PASSAGE GIVEN:
——————

Let's explore how different hyperparameters affect training!

### Experiment 1: Learning Rate Comparison

In [None]:
# Compare different learning rates

learning_rates = [0.001, 0.01, 0.1, 0.5]
results = {}

print("Testing different learning rates...\n")

for lr in learning_rates:
    print(f"Training with learning rate = {lr}...")
    
    # Create and train network
    np.random.seed(42)  # Same initialization for fair comparison
    net = NeuralNetwork(
        input_size=2,
        hidden_size=8,
        output_size=1,
        learning_rate=lr,
        activation='relu'
    )
    
    history = net.train(
        X_train=X_train,
        y_train=y_train,
        X_val=X_val,
        y_val=y_val,
        epochs=200,
        batch_size=32,
        verbose=False  # Suppress output
    )
    
    results[lr] = history
    print(f"  Final val accuracy: {history['val_acc'][-1]:.2f}%")

print("\nDone!")

# Plot comparison
fig, (ax1, ax2) = plt.subplots(1, 2, figsize=(14, 5))

for lr, history in results.items():
    epochs = range(1, len(history['val_loss']) + 1)
    ax1.plot(epochs, history['val_loss'], linewidth=2, label=f'LR = {lr}')
    ax2.plot(epochs, history['val_acc'], linewidth=2, label=f'LR = {lr}')

ax1.set_xlabel('Epoch', fontsize=12)

——————

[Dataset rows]
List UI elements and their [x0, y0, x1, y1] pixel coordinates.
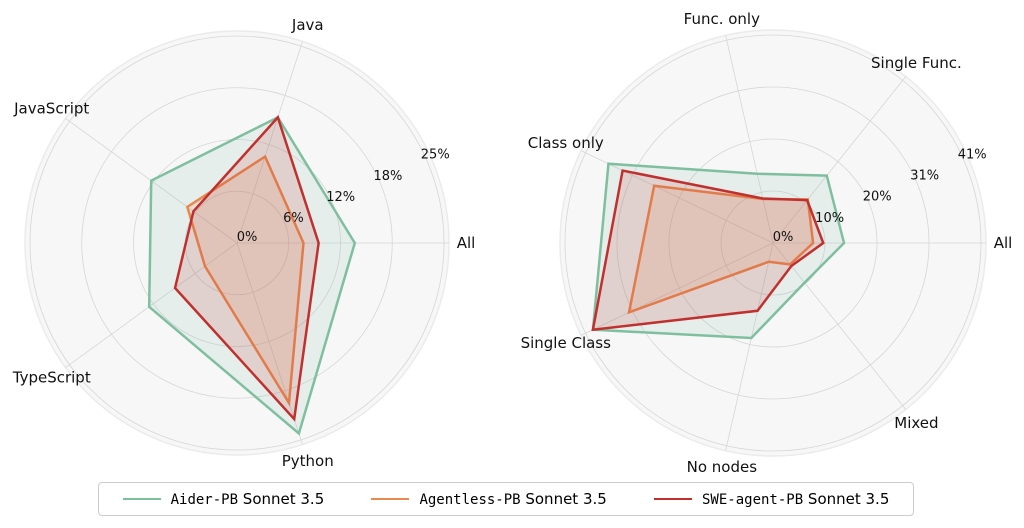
series-agentless-pb: [185, 154, 305, 407]
axis-spoke: [772, 242, 907, 410]
axis-label: Func. only: [684, 10, 760, 28]
axis-label: Mixed: [894, 414, 938, 432]
tick-label: 18%: [374, 169, 403, 184]
axis-spoke: [725, 35, 774, 244]
axis-spoke: [580, 150, 774, 244]
axis-label: Single Class: [521, 334, 612, 352]
axis-label: Java: [291, 16, 324, 34]
legend-label: Aider-PB: [170, 492, 239, 508]
legend-item-swe-agent: SWE-agent-PB Sonnet 3.5: [654, 490, 889, 508]
legend-swatch: [654, 498, 692, 500]
legend-label: Agentless-PB: [419, 492, 521, 508]
axis-spoke: [725, 242, 774, 451]
tick-label: 20%: [863, 190, 892, 205]
series-aider-pb: [591, 162, 846, 340]
axis-label: TypeScript: [12, 369, 91, 387]
series-swe-agent-pb: [173, 114, 320, 422]
tick-label: 0%: [237, 230, 258, 245]
legend-label-suffix: Sonnet 3.5: [520, 490, 607, 508]
radar-chart-1: All Java JavaScript TypeScript Python 0% 6% 12%…: [12, 16, 476, 470]
axis-spoke: [580, 242, 774, 336]
tick-label: 6%: [283, 211, 304, 226]
legend-label-suffix: Sonnet 3.5: [238, 490, 325, 508]
series-swe-agent-pb: [591, 169, 825, 332]
axis-spoke: [236, 41, 303, 244]
tick-label: 12%: [326, 190, 355, 205]
axis-label: All: [457, 234, 476, 252]
legend-item-aider: Aider-PB Sonnet 3.5: [122, 490, 325, 508]
legend-swatch: [371, 498, 410, 500]
axis-label: Class only: [528, 134, 604, 152]
axis-label: All: [994, 234, 1013, 252]
tick-label: 0%: [773, 230, 794, 245]
axis-spoke: [772, 76, 907, 244]
legend-swatch: [122, 498, 161, 500]
radar-chart-2: All Single Func. Func. only Class only Singl…: [521, 10, 1013, 476]
legend-label: SWE-agent-PB: [702, 492, 804, 508]
tick-label: 41%: [958, 147, 987, 162]
tick-label: 10%: [815, 211, 844, 226]
legend-label-suffix: Sonnet 3.5: [803, 490, 890, 508]
axis-spoke: [65, 242, 238, 368]
axis-label: Python: [282, 452, 334, 470]
axis-spoke: [236, 242, 303, 445]
axis-label: No nodes: [687, 458, 758, 476]
legend: Aider-PB Sonnet 3.5 Agentless-PB Sonnet …: [98, 482, 914, 516]
tick-label: 25%: [421, 148, 450, 163]
axis-label: Single Func.: [871, 54, 962, 72]
tick-label: 31%: [910, 168, 939, 183]
legend-item-agentless: Agentless-PB Sonnet 3.5: [371, 490, 607, 508]
axis-label: JavaScript: [13, 99, 89, 117]
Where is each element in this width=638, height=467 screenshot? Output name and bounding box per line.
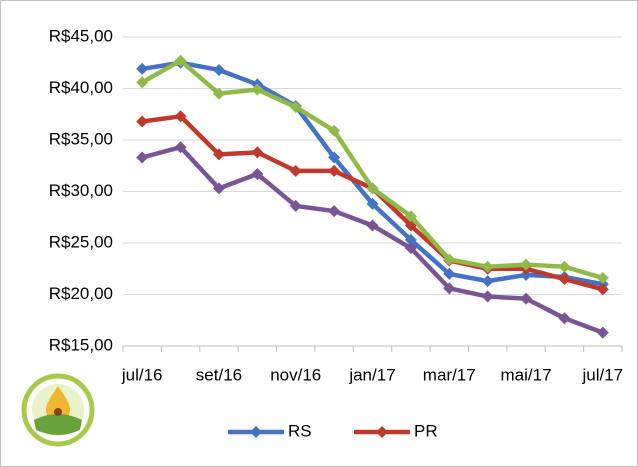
y-tick-label: R$35,00 — [49, 129, 113, 148]
y-tick-label: R$45,00 — [49, 26, 113, 45]
series-marker — [596, 326, 609, 339]
series-marker — [136, 62, 149, 75]
y-tick-label: R$20,00 — [49, 284, 113, 303]
series-marker — [289, 199, 302, 212]
x-tick-label: jul/17 — [581, 365, 623, 384]
x-tick-label: mai/17 — [501, 365, 552, 384]
series-marker — [328, 151, 341, 164]
series-marker — [174, 110, 187, 123]
series-marker — [212, 63, 225, 76]
series-marker — [212, 87, 225, 100]
y-tick-label: R$15,00 — [49, 335, 113, 354]
series-marker — [558, 260, 571, 273]
y-tick-label: R$40,00 — [49, 78, 113, 97]
series-marker — [404, 233, 417, 246]
series-marker — [136, 115, 149, 128]
series-marker — [328, 124, 341, 137]
series-marker — [212, 148, 225, 161]
series-marker — [289, 164, 302, 177]
series-marker — [136, 151, 149, 164]
series-marker — [328, 164, 341, 177]
series-marker — [520, 292, 533, 305]
series-marker — [558, 273, 571, 286]
x-tick-label: mar/17 — [423, 365, 476, 384]
x-tick-label: jul/16 — [121, 365, 163, 384]
series-marker — [596, 283, 609, 296]
series-marker — [520, 268, 533, 281]
series-marker — [558, 312, 571, 325]
series-marker — [520, 258, 533, 271]
series-marker — [443, 253, 456, 266]
series-marker — [366, 197, 379, 210]
x-tick-label: jan/17 — [348, 365, 395, 384]
series-marker — [328, 205, 341, 218]
y-tick-label: R$25,00 — [49, 232, 113, 251]
series-marker — [251, 146, 264, 159]
legend-marker — [250, 426, 262, 438]
series-marker — [481, 260, 494, 273]
x-tick-label: set/16 — [196, 365, 242, 384]
logo — [21, 373, 95, 447]
series-marker — [366, 219, 379, 232]
series-marker — [404, 242, 417, 255]
series-marker — [443, 282, 456, 295]
series-marker — [289, 101, 302, 114]
series-marker — [251, 167, 264, 180]
series-marker — [212, 182, 225, 195]
legend-label: RS — [288, 421, 312, 440]
series-marker — [481, 290, 494, 303]
series-marker — [251, 83, 264, 96]
series-marker — [404, 210, 417, 223]
series-marker — [174, 54, 187, 67]
legend-marker — [376, 426, 388, 438]
series-marker — [136, 76, 149, 89]
legend-label: PR — [414, 421, 438, 440]
x-tick-label: nov/16 — [270, 365, 321, 384]
series-marker — [443, 267, 456, 280]
y-tick-label: R$30,00 — [49, 181, 113, 200]
series-marker — [366, 182, 379, 195]
series-marker — [481, 275, 494, 288]
series-marker — [174, 141, 187, 154]
series-marker — [596, 272, 609, 285]
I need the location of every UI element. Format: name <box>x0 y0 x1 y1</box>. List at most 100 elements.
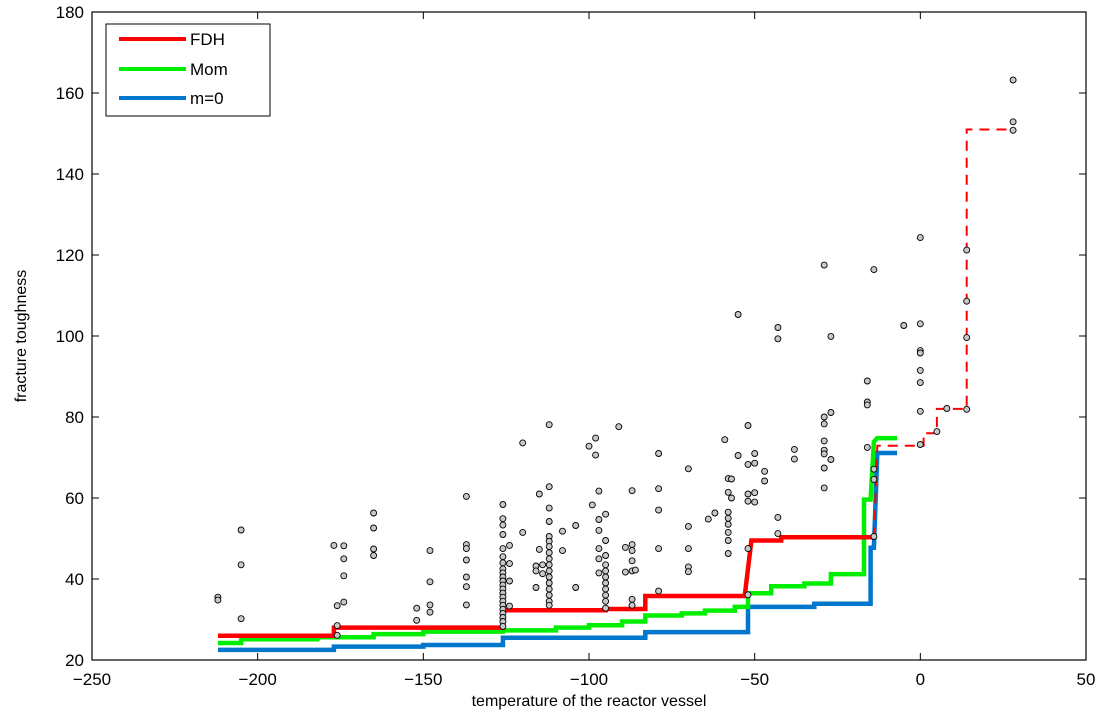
scatter-point <box>744 422 752 429</box>
scatter-point <box>539 570 547 578</box>
scatter-point <box>724 537 732 544</box>
scatter-point <box>426 608 434 616</box>
y-tick-label: 80 <box>65 408 84 427</box>
scatter-point <box>545 421 553 429</box>
scatter-point <box>1009 126 1017 134</box>
scatter-point <box>413 616 421 624</box>
scatter-point <box>370 524 378 532</box>
scatter-point <box>602 561 610 569</box>
scatter-point <box>751 459 759 467</box>
scatter-point <box>237 526 245 534</box>
y-tick-label: 20 <box>65 651 84 670</box>
scatter-point <box>631 566 639 574</box>
scatter-point <box>499 515 507 523</box>
scatter-point <box>628 601 636 609</box>
scatter-point <box>602 585 610 593</box>
scatter-point <box>820 484 828 492</box>
scatter-point <box>628 487 636 495</box>
scatter-point <box>916 407 924 415</box>
scatter-point <box>751 450 759 457</box>
y-tick-label: 100 <box>56 327 84 346</box>
scatter-point <box>462 573 470 581</box>
series-line-fdh-extension <box>872 128 1014 538</box>
scatter-point <box>711 509 719 517</box>
scatter-point <box>774 513 782 521</box>
scatter-point <box>602 591 610 599</box>
scatter-point <box>532 567 540 575</box>
scatter-point <box>628 547 636 555</box>
scatter-point <box>774 324 782 331</box>
scatter-point <box>237 615 245 623</box>
x-tick-label: −50 <box>740 670 769 689</box>
scatter-point <box>751 498 759 506</box>
scatter-point <box>790 445 798 453</box>
scatter-point <box>539 561 547 569</box>
scatter-point <box>595 487 603 495</box>
scatter-point <box>545 591 553 599</box>
scatter-point <box>545 549 553 557</box>
x-tick-label: 0 <box>916 670 925 689</box>
scatter-point <box>595 526 603 534</box>
scatter-point <box>827 409 835 416</box>
scatter-point <box>684 568 692 576</box>
scatter-point <box>820 261 828 269</box>
scatter-point <box>545 483 553 491</box>
scatter-point <box>628 557 636 565</box>
scatter-point <box>499 622 507 630</box>
scatter-point <box>506 577 513 585</box>
scatter-point <box>499 501 507 508</box>
scatter-point <box>602 510 610 518</box>
scatter-point <box>370 545 378 553</box>
scatter-point <box>820 413 828 421</box>
scatter-point <box>572 584 580 591</box>
scatter-point <box>370 509 378 517</box>
y-tick-label: 180 <box>56 3 84 22</box>
scatter-point <box>724 508 732 516</box>
legend-label-mom: Mom <box>190 60 228 79</box>
scatter-point <box>499 545 507 553</box>
scatter-point <box>916 349 924 357</box>
scatter-point <box>214 596 222 604</box>
scatter-point <box>602 567 610 575</box>
scatter-point <box>585 442 593 450</box>
scatter-point <box>462 556 470 564</box>
scatter-point <box>595 555 603 563</box>
scatter-point <box>462 545 470 553</box>
scatter-point <box>655 450 663 457</box>
scatter-point <box>724 488 732 496</box>
scatter-point <box>595 569 603 577</box>
scatter-point <box>820 437 828 445</box>
scatter-point <box>761 467 769 475</box>
scatter-point <box>592 451 600 459</box>
scatter-point <box>655 545 663 553</box>
x-tick-label: −200 <box>239 670 277 689</box>
scatter-point <box>545 573 553 581</box>
scatter-point <box>340 572 348 580</box>
scatter-point <box>744 497 752 505</box>
scatter-point <box>1009 76 1017 84</box>
scatter-point <box>943 405 951 412</box>
x-tick-label: −100 <box>570 670 608 689</box>
scatter-point <box>426 601 434 609</box>
scatter-point <box>545 504 553 512</box>
scatter-layer <box>214 76 1017 639</box>
scatter-point <box>602 579 610 587</box>
scatter-point <box>916 441 924 448</box>
scatter-point <box>595 545 603 553</box>
scatter-point <box>499 553 507 561</box>
scatter-point <box>724 514 732 522</box>
x-axis-label: temperature of the reactor vessel <box>472 693 707 710</box>
scatter-point <box>595 516 603 523</box>
series-line-fdh <box>217 535 874 638</box>
scatter-point <box>413 604 421 612</box>
scatter-point <box>237 561 245 569</box>
scatter-point <box>963 405 971 413</box>
scatter-point <box>655 587 663 595</box>
scatter-point <box>963 334 971 342</box>
scatter-point <box>863 377 871 385</box>
scatter-point <box>721 436 729 444</box>
scatter-point <box>340 542 348 550</box>
scatter-point <box>744 545 752 553</box>
scatter-point <box>559 527 566 535</box>
scatter-point <box>519 528 527 536</box>
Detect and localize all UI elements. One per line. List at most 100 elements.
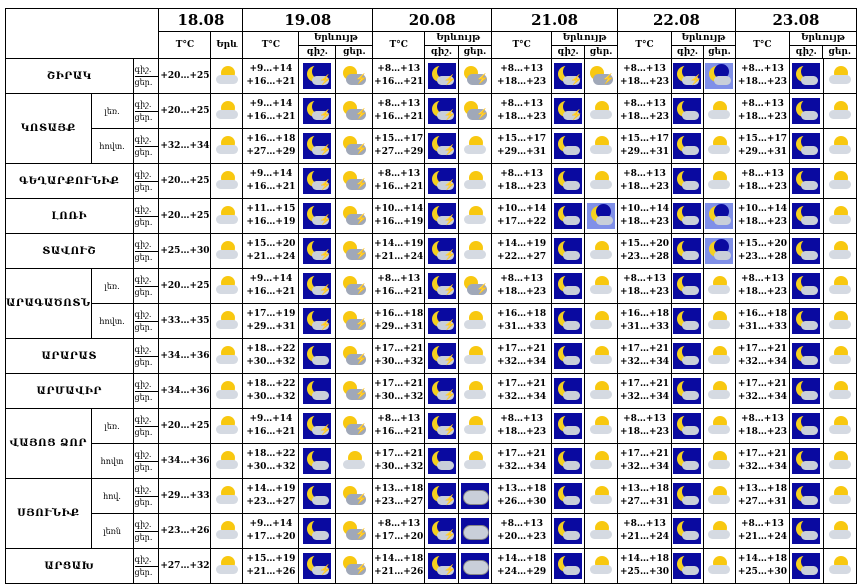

——————

LIST OF TASKS:
1) In the learning rate experiment code, how many epochs is each network trained for?
2) Why does the learning rate experiment code call `np.random.seed(42)` before creating each network?
3) Pick up the learning rate experiment code after its last line and carry it on.

ANSWER SET:
1) 200 epochs.

2) It gives every network the same initialization, so the learning rates are compared fairly.

3)
ax1.set_ylabel('Validation Loss', fontsize=12)
ax1.set_title('Effect of Learning Rate on Loss', fontsize=14, fontweight='bold')
ax1.legend()
ax1.grid(True, alpha=0.3)
ax1.set_yscale('log')

ax2.set_xlabel('Epoch', fontsize=12)
ax2.set_ylabel('Validation Accuracy (%)', fontsize=12)
ax2.set_title('Effect of Learning Rate on Accuracy', fontsize=14, fontweight='bold')
ax2.legend()
ax2.grid(True, alpha=0.3)

plt.tight_layout()
plt.show()

print("\n🎯 What we learned:")
print("• Too small (0.001): Slow learning, might not converge")
print("• Just right (0.01-0.1): Fast, stable convergence")
print("• Too large (0.5): Might be unstable or overshoot")

### Experiment 2: Batch Size Comparison

In [None]:
# Compare different batch sizes

batch_sizes = [8, 16, 32, 64]
batch_results = {}

print("Testing different batch sizes...\n")

for bs in batch_sizes:
    print(f"Training with batch size = {bs}...")
    
    # Create and train network
    np.random.seed(42)
    net = NeuralNetwork(
        input_size=2,
        hidden_size=8,
        output_size=1,
        learning_rate=0.1,
        activation='relu'
    )
    
    start_time = time.time()
    history = net.train(
        X_train=X_train,
        y_train=y_train,
        X_val=X_val,
        y_val=y_val,
        epochs=200,
        batch_size=bs,
        verbose=False
    )
    train_time = time.time() - start_time
    
    batch_results[bs] = {'history': history, 'time': train_time}
    print(f"  Time: {train_time:.2f}s | Final val acc: {history['val_acc'][-1]:.2f}%")

print("\nDone!")

# Plot comparison
fig, (ax1, ax2) = plt.subplots(1, 2, figsize=(14, 5))

for bs, data in batch_results.items():
    history = data['history']
    epochs = range(1, len(history['val_loss']) + 1)
    ax1.plot(epochs, history['val_loss'], linewidth=2, label=f'Batch = {bs}')
    ax2.plot(epochs, history['val_acc'], linewidth=2, label=f'Batch = {bs}')

ax1.set_xlabel('Epoch', fontsize=12)
ax1.set_ylabel('Validation Loss', fontsize=12)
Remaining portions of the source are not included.